Mon 24 Aug 2015, 10:32 GMT

Global Vision Market Report


Market report from Global Vision Bunkers B.V.



Crude oil futures fell to the lowest level in more than six years this morning, as steep declines on China's stock market rattled investors' confidence.

Market fundamentals remained bearish on Friday morning. Selling pressure even increased after the Chinese purchasing manager index released by HSBC had fallen short of expectations. Oil prices were also weighed down by the decline at stock markets which pointed to a weaker economic growth. Until the early afternoon, the supports at 40.65 USD WTI, 46.00 USD Brent and 450.00 USD Gasoil had remained strong but after several tests of the downside, they were eventually breached. Whilst investors were waiting for the Baker Hughes report on the number of active US oil rigs, technical selling pressure increased when oil prices dropped below their key-supports. More stop-loss selling orders were triggered and the Stochastic indicator gave a selling signal. Oil futures hit new longterm-lows, the more so as Baker Hughes reported the fifth rise in the number of active US oil rigs on Friday evening (after our submission deadline). Friday night, oil prices consolidated near these lows. This morning, however, they renewedly lost ground when WTI dropped below its key-support at 40.00 USD, triggering another technical sell-off.

::::

▶ **Required actions**
1 > In the oil market report, who released the Chinese purchasing manager index that fell short of expectations?
2 > Repeat the extracted rows word for word, starting with the first row and going on through the row with "bar — [325, 134, 370, 358]".

[Extracted rows]
::::

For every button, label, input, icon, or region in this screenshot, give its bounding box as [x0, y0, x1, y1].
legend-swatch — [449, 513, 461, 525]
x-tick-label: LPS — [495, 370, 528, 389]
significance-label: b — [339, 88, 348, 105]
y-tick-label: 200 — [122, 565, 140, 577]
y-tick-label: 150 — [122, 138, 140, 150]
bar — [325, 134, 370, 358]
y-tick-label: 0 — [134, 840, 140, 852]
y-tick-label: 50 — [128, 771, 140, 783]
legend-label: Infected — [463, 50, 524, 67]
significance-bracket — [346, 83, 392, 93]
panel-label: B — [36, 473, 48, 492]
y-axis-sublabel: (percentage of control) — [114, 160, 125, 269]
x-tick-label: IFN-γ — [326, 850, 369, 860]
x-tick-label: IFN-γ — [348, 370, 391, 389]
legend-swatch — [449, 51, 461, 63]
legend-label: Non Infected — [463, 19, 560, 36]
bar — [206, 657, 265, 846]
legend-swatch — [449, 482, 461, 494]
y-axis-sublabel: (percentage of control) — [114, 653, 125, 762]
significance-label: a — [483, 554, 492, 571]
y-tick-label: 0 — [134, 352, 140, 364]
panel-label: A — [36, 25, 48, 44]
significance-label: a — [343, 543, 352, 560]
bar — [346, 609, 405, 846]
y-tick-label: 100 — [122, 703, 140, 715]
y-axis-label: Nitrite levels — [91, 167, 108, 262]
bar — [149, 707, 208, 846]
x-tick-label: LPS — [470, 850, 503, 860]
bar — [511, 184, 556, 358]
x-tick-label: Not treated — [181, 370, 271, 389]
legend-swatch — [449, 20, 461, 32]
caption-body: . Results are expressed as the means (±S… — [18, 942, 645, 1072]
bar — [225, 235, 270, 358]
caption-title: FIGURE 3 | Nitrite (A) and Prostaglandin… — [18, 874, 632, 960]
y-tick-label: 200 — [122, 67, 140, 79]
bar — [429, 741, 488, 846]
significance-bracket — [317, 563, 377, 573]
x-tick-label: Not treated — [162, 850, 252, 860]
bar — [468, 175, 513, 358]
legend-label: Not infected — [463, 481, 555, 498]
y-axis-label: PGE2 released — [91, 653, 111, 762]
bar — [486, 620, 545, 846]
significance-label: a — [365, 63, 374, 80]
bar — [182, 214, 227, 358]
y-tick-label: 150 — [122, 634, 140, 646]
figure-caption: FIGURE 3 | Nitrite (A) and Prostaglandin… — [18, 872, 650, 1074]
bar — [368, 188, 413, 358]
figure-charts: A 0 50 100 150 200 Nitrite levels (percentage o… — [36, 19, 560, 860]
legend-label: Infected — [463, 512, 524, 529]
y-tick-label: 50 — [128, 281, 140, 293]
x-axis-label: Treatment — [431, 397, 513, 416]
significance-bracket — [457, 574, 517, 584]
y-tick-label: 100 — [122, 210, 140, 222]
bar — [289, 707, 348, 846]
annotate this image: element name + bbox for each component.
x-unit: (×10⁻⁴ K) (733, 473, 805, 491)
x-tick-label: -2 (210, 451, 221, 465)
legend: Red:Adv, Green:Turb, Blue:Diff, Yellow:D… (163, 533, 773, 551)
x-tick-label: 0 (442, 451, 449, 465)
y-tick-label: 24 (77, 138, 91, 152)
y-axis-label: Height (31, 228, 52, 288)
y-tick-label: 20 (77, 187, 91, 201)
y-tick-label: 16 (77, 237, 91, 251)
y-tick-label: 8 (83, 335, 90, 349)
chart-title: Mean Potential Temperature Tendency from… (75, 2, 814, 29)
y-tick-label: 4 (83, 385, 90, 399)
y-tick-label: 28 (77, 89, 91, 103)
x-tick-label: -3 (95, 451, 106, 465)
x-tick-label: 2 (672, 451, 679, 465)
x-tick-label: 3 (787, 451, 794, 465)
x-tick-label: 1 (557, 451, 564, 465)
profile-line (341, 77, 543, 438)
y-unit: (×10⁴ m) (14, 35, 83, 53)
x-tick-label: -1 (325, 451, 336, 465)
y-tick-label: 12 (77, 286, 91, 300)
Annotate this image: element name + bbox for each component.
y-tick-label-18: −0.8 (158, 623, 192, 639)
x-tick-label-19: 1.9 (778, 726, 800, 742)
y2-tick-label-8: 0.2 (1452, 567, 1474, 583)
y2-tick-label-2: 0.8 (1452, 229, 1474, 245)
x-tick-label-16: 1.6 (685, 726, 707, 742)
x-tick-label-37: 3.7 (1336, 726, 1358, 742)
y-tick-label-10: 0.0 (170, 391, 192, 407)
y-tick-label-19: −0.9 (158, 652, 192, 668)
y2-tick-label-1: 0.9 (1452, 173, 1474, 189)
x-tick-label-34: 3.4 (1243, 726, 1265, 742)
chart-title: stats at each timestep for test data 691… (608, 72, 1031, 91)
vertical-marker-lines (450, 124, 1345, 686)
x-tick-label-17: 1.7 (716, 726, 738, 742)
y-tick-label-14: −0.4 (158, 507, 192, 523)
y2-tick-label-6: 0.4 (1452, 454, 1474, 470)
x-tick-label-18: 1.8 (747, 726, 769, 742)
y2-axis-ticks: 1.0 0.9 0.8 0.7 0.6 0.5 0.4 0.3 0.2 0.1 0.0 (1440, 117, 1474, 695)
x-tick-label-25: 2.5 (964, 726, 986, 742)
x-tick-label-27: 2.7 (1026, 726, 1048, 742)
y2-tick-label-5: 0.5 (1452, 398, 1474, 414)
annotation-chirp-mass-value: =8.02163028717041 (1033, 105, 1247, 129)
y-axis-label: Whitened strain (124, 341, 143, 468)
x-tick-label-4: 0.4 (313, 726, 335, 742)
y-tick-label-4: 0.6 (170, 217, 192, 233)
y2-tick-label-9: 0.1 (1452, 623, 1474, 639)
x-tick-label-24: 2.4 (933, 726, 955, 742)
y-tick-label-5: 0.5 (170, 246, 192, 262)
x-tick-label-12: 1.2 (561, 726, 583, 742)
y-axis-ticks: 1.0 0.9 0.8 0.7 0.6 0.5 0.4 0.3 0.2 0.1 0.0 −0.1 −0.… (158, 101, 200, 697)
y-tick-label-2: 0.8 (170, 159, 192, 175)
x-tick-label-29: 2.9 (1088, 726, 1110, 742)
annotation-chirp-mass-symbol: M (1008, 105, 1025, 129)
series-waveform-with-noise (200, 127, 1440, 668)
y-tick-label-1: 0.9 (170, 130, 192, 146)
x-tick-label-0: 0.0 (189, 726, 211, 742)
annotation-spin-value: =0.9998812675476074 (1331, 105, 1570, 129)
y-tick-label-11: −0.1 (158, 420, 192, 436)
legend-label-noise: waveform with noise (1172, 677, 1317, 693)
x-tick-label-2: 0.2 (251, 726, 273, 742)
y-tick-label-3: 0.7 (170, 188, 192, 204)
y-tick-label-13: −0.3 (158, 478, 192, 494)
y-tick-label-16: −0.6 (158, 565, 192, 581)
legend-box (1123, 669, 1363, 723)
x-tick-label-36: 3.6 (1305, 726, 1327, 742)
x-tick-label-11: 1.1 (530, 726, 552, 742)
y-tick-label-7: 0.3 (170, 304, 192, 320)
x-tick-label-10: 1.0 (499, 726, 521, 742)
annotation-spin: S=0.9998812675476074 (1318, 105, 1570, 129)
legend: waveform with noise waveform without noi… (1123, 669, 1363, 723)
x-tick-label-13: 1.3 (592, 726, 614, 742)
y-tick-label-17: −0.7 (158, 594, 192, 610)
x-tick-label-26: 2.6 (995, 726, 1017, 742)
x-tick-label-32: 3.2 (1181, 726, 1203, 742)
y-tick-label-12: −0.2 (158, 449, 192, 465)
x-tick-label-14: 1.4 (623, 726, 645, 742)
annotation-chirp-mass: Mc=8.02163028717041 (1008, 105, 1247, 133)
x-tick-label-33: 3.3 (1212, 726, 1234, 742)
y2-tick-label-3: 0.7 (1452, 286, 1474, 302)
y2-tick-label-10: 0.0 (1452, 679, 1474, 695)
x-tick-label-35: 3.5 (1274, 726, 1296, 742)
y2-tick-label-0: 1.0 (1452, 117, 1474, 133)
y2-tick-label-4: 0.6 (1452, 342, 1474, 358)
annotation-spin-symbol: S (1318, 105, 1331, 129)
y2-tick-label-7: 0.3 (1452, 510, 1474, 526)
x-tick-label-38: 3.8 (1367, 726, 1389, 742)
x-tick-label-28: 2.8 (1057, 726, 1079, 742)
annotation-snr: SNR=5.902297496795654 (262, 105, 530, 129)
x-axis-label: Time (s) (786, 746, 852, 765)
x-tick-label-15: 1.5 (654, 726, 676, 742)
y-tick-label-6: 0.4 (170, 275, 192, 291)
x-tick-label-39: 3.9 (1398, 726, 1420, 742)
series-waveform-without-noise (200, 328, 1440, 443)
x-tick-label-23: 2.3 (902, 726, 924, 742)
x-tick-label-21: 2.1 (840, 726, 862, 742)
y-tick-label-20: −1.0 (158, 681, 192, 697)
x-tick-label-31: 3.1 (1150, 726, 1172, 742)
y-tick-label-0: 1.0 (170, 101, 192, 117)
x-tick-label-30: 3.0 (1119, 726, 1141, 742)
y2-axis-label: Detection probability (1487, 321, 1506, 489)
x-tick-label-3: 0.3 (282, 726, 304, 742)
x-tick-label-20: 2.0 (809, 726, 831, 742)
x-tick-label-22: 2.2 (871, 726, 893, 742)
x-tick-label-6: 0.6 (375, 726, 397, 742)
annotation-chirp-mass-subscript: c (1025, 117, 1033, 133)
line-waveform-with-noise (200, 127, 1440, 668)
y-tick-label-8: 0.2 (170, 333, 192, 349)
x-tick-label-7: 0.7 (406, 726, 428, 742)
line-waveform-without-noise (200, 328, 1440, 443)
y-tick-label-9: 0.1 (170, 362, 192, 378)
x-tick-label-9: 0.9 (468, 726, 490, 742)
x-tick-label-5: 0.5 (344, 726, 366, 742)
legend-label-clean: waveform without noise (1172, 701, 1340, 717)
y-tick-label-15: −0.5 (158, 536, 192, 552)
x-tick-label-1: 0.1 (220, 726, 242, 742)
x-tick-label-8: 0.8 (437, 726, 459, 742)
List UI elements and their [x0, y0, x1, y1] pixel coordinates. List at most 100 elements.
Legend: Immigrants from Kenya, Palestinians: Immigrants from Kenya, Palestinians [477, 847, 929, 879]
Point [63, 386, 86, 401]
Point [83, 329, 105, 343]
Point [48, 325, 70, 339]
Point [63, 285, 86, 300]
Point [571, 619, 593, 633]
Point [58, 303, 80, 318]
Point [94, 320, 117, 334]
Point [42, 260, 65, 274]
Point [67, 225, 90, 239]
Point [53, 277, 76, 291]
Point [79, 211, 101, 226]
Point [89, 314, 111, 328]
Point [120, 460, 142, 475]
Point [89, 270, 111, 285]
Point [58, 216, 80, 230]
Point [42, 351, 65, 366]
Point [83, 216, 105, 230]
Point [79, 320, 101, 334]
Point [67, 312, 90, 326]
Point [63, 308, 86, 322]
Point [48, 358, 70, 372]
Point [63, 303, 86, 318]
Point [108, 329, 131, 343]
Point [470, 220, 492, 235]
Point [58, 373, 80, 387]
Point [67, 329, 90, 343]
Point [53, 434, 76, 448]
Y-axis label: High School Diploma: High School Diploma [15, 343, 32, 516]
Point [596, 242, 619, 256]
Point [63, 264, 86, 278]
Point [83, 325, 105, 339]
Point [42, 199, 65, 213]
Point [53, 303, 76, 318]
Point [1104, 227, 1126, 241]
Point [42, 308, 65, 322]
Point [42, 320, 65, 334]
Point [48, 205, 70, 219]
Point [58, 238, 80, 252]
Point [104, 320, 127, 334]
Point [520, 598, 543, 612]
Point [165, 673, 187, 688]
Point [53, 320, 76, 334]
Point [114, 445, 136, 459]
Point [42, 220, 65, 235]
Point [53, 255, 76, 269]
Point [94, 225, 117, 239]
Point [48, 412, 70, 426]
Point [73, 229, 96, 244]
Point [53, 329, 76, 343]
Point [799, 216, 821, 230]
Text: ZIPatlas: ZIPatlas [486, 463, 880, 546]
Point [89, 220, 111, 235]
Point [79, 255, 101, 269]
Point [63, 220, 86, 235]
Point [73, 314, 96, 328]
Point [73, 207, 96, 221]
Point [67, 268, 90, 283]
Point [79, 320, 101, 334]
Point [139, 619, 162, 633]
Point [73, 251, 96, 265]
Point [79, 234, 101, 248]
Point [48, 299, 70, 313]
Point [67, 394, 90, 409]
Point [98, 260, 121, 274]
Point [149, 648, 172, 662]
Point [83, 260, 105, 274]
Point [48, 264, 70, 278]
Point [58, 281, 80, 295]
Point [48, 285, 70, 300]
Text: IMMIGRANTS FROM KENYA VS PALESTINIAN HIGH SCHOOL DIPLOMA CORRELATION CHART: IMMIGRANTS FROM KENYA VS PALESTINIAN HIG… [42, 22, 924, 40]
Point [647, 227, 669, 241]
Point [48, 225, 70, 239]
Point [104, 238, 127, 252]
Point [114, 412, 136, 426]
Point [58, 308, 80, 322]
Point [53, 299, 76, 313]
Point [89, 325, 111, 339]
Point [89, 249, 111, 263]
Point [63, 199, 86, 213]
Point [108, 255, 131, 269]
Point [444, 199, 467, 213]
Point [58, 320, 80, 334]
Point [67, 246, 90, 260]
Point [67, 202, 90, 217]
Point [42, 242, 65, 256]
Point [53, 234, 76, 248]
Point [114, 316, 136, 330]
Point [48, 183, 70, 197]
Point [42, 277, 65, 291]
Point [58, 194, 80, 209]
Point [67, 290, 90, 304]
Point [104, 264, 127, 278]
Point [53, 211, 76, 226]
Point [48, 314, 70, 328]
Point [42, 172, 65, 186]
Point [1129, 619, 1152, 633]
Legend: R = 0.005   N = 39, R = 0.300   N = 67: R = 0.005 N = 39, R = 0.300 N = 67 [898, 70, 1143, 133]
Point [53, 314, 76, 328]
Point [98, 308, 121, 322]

::::

▶ **Full answers**
1 > HSBC released it.

2 >
For every button, label, input, icon, or region in this screenshot, give its bounding box as [x0, y0, x1, y1].
legend-swatch — [449, 513, 461, 525]
x-tick-label: LPS — [495, 370, 528, 389]
significance-label: b — [339, 88, 348, 105]
y-tick-label: 200 — [122, 565, 140, 577]
y-tick-label: 150 — [122, 138, 140, 150]
bar — [325, 134, 370, 358]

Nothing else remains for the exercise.